-- BEGIN Entries --
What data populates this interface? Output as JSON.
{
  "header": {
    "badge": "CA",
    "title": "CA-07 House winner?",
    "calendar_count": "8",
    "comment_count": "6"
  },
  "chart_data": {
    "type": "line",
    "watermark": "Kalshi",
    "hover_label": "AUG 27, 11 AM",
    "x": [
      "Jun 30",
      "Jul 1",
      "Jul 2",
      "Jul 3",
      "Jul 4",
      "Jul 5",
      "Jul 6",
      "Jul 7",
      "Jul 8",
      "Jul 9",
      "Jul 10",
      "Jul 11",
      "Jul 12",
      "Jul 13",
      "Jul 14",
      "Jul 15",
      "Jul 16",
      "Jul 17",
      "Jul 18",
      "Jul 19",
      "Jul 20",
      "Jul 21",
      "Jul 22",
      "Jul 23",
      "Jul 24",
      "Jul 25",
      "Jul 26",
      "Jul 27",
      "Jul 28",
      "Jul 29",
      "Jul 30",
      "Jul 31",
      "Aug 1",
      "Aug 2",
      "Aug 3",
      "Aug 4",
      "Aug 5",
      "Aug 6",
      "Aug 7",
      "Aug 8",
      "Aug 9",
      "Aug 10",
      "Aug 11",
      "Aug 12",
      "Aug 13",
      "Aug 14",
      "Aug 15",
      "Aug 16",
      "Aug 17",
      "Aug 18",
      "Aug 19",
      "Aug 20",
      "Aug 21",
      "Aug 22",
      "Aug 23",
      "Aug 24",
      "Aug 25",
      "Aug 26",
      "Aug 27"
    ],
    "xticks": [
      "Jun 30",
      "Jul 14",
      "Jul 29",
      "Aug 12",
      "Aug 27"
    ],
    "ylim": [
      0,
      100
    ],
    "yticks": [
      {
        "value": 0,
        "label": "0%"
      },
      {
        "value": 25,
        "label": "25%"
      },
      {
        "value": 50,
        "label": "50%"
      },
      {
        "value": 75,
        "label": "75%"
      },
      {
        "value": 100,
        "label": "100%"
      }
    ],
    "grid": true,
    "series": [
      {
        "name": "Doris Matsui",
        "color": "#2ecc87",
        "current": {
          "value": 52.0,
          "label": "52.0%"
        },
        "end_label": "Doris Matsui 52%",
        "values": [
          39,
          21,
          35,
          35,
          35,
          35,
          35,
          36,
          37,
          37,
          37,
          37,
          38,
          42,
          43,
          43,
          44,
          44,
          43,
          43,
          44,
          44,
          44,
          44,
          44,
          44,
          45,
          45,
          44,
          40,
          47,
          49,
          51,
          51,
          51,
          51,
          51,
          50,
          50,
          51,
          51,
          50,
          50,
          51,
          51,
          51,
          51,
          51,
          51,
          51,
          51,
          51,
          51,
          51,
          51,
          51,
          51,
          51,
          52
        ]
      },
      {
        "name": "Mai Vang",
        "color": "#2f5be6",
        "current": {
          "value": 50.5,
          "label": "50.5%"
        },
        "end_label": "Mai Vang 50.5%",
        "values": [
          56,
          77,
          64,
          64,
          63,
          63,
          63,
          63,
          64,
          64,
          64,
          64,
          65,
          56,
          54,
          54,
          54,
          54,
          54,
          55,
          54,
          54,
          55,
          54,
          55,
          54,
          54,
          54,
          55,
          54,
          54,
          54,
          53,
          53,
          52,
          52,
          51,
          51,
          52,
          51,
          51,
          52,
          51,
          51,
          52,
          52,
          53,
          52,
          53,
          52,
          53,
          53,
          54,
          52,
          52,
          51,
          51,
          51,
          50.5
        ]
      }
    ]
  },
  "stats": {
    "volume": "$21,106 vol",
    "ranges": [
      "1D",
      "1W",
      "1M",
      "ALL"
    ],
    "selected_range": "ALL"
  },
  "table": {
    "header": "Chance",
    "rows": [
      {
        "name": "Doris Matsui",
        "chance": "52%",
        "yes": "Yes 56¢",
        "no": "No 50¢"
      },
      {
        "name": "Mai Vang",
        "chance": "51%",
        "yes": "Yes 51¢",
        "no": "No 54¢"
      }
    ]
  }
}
-- END Entries --
Without leaving anything out, quote all the data.

Reply to the task:
What data populates this interface? Output as JSON.
{
  "header": {
    "badge": "CA",
    "title": "CA-07 House winner?",
    "calendar_count": "8",
    "comment_count": "6"
  },
  "chart_data": {
    "type": "line",
    "watermark": "Kalshi",
    "hover_label": "AUG 27, 11 AM",
    "x": [
      "Jun 30",
      "Jul 1",
      "Jul 2",
      "Jul 3",
      "Jul 4",
      "Jul 5",
      "Jul 6",
      "Jul 7",
      "Jul 8",
      "Jul 9",
      "Jul 10",
      "Jul 11",
      "Jul 12",
      "Jul 13",
      "Jul 14",
      "Jul 15",
      "Jul 16",
      "Jul 17",
      "Jul 18",
      "Jul 19",
      "Jul 20",
      "Jul 21",
      "Jul 22",
      "Jul 23",
      "Jul 24",
      "Jul 25",
      "Jul 26",
      "Jul 27",
      "Jul 28",
      "Jul 29",
      "Jul 30",
      "Jul 31",
      "Aug 1",
      "Aug 2",
      "Aug 3",
      "Aug 4",
      "Aug 5",
      "Aug 6",
      "Aug 7",
      "Aug 8",
      "Aug 9",
      "Aug 10",
      "Aug 11",
      "Aug 12",
      "Aug 13",
      "Aug 14",
      "Aug 15",
      "Aug 16",
      "Aug 17",
      "Aug 18",
      "Aug 19",
      "Aug 20",
      "Aug 21",
      "Aug 22",
      "Aug 23",
      "Aug 24",
      "Aug 25",
      "Aug 26",
      "Aug 27"
    ],
    "xticks": [
      "Jun 30",
      "Jul 14",
      "Jul 29",
      "Aug 12",
      "Aug 27"
    ],
    "ylim": [
      0,
      100
    ],
    "yticks": [
      {
        "value": 0,
        "label": "0%"
      },
      {
        "value": 25,
        "label": "25%"
      },
      {
        "value": 50,
        "label": "50%"
      },
      {
        "value": 75,
        "label": "75%"
      },
      {
        "value": 100,
        "label": "100%"
      }
    ],
    "grid": true,
    "series": [
      {
        "name": "Doris Matsui",
        "color": "#2ecc87",
        "current": {
          "value": 52.0,
          "label": "52.0%"
        },
        "end_label": "Doris Matsui 52%",
        "values": [
          39,
          21,
          35,
          35,
          35,
          35,
          35,
          36,
          37,
          37,
          37,
          37,
          38,
          42,
          43,
          43,
          44,
          44,
          43,
          43,
          44,
          44,
          44,
          44,
          44,
          44,
          45,
          45,
          44,
          40,
          47,
          49,
          51,
          51,
          51,
          51,
          51,
          50,
          50,
          51,
          51,
          50,
          50,
          51,
          51,
          51,
          51,
          51,
          51,
          51,
          51,
          51,
          51,
          51,
          51,
          51,
          51,
          51,
          52
        ]
      },
      {
        "name": "Mai Vang",
        "color": "#2f5be6",
        "current": {
          "value": 50.5,
          "label": "50.5%"
        },
        "end_label": "Mai Vang 50.5%",
        "values": [
          56,
          77,
          64,
          64,
          63,
          63,
          63,
          63,
          64,
          64,
          64,
          64,
          65,
          56,
          54,
          54,
          54,
          54,
          54,
          55,
          54,
          54,
          55,
          54,
          55,
          54,
          54,
          54,
          55,
          54,
          54,
          54,
          53,
          53,
          52,
          52,
          51,
          51,
          52,
          51,
          51,
          52,
          51,
          51,
          52,
          52,
          53,
          52,
          53,
          52,
          53,
          53,
          54,
          52,
          52,
          51,
          51,
          51,
          50.5
        ]
      }
    ]
  },
  "stats": {
    "volume": "$21,106 vol",
    "ranges": [
      "1D",
      "1W",
      "1M",
      "ALL"
    ],
    "selected_range": "ALL"
  },
  "table": {
    "header": "Chance",
    "rows": [
      {
        "name": "Doris Matsui",
        "chance": "52%",
        "yes": "Yes 56¢",
        "no": "No 50¢"
      },
      {
        "name": "Mai Vang",
        "chance": "51%",
        "yes": "Yes 51¢",
        "no": "No 54¢"
      }
    ]
  }
}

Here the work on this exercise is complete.